Collected data entries
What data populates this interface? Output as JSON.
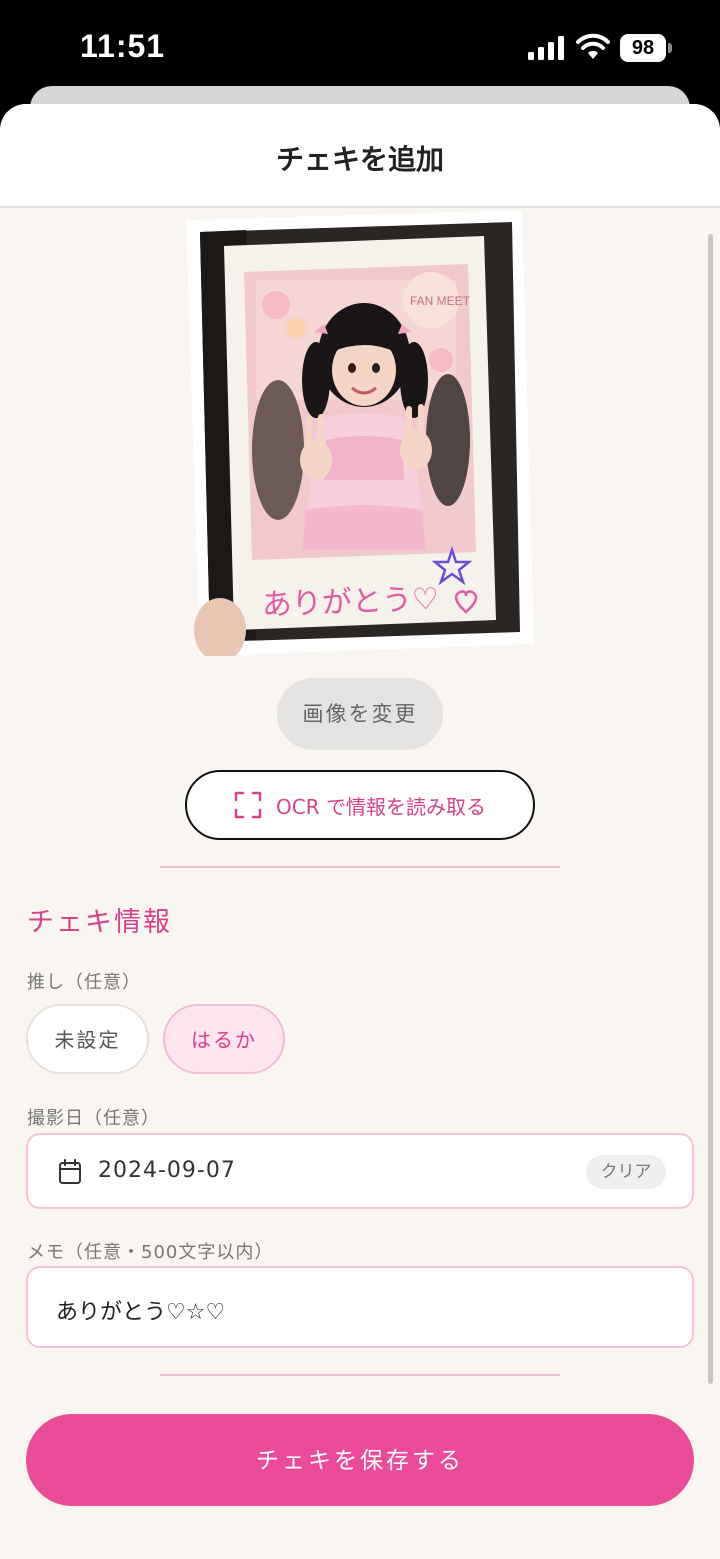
{
  "status_bar": {
    "time": "11:51",
    "battery": "98"
  },
  "sheet": {
    "title": "チェキを追加"
  },
  "photo": {
    "caption": "ありがとう♡"
  },
  "actions": {
    "change_image": "画像を変更",
    "ocr": "OCR で情報を読み取る"
  },
  "cheki_info": {
    "section_title": "チェキ情報",
    "oshi": {
      "label": "推し（任意）",
      "options": [
        "未設定",
        "はるか"
      ],
      "selected": "はるか"
    },
    "date": {
      "label": "撮影日（任意）",
      "value": "2024-09-07",
      "clear_label": "クリア"
    },
    "memo": {
      "label": "メモ（任意・500文字以内）",
      "value": "ありがとう♡☆♡"
    }
  },
  "save_button": "チェキを保存する",
  "colors": {
    "accent": "#d8418a",
    "save": "#ec4b98",
    "background": "#f9f6f1"
  }
}
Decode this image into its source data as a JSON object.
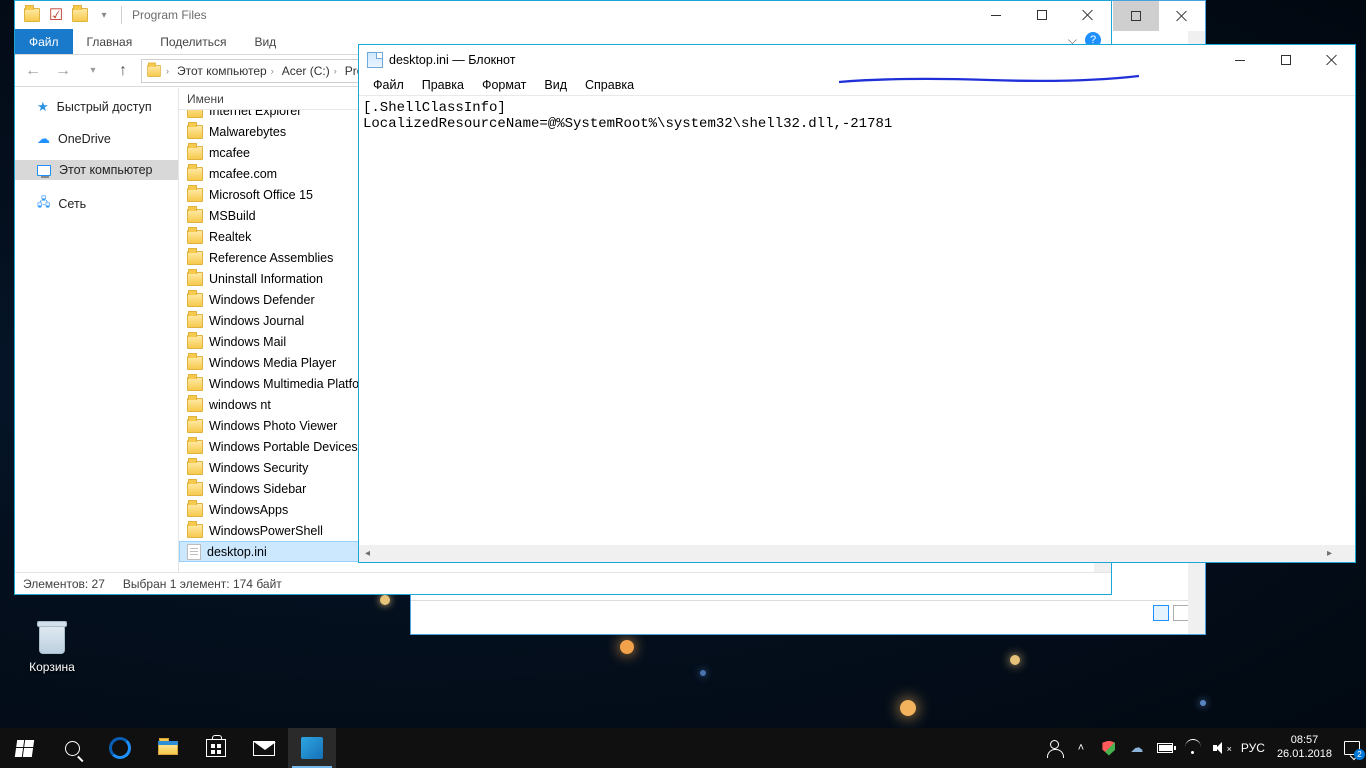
{
  "explorer": {
    "title": "Program Files",
    "ribbon": {
      "file": "Файл",
      "tabs": [
        "Главная",
        "Поделиться",
        "Вид"
      ]
    },
    "breadcrumbs": [
      "Этот компьютер",
      "Acer (C:)",
      "Pro"
    ],
    "nav": [
      {
        "label": "Быстрый доступ",
        "icon": "star"
      },
      {
        "label": "OneDrive",
        "icon": "onedrive"
      },
      {
        "label": "Этот компьютер",
        "icon": "pc",
        "selected": true
      },
      {
        "label": "Сеть",
        "icon": "net"
      }
    ],
    "column": "Имени",
    "files": [
      "Internet Explorer",
      "Malwarebytes",
      "mcafee",
      "mcafee.com",
      "Microsoft Office 15",
      "MSBuild",
      "Realtek",
      "Reference Assemblies",
      "Uninstall Information",
      "Windows Defender",
      "Windows Journal",
      "Windows Mail",
      "Windows Media Player",
      "Windows Multimedia Platform",
      "windows nt",
      "Windows Photo Viewer",
      "Windows Portable Devices",
      "Windows Security",
      "Windows Sidebar",
      "WindowsApps",
      "WindowsPowerShell"
    ],
    "selected_file": "desktop.ini",
    "status": {
      "count": "Элементов: 27",
      "sel": "Выбран 1 элемент: 174 байт"
    }
  },
  "notepad": {
    "title": "desktop.ini — Блокнот",
    "menu": [
      "Файл",
      "Правка",
      "Формат",
      "Вид",
      "Справка"
    ],
    "content": "[.ShellClassInfo]\nLocalizedResourceName=@%SystemRoot%\\system32\\shell32.dll,-21781"
  },
  "desktop": {
    "recycle": "Корзина"
  },
  "taskbar": {
    "lang": "РУС",
    "time": "08:57",
    "date": "26.01.2018",
    "badge": "2"
  }
}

**Work to be completed**
Identify the lines in the entries above that contain "desktop", then copy them out.

**Task result**
    "selected_file": "desktop.ini",
    "title": "desktop.ini — Блокнот",
  "desktop": {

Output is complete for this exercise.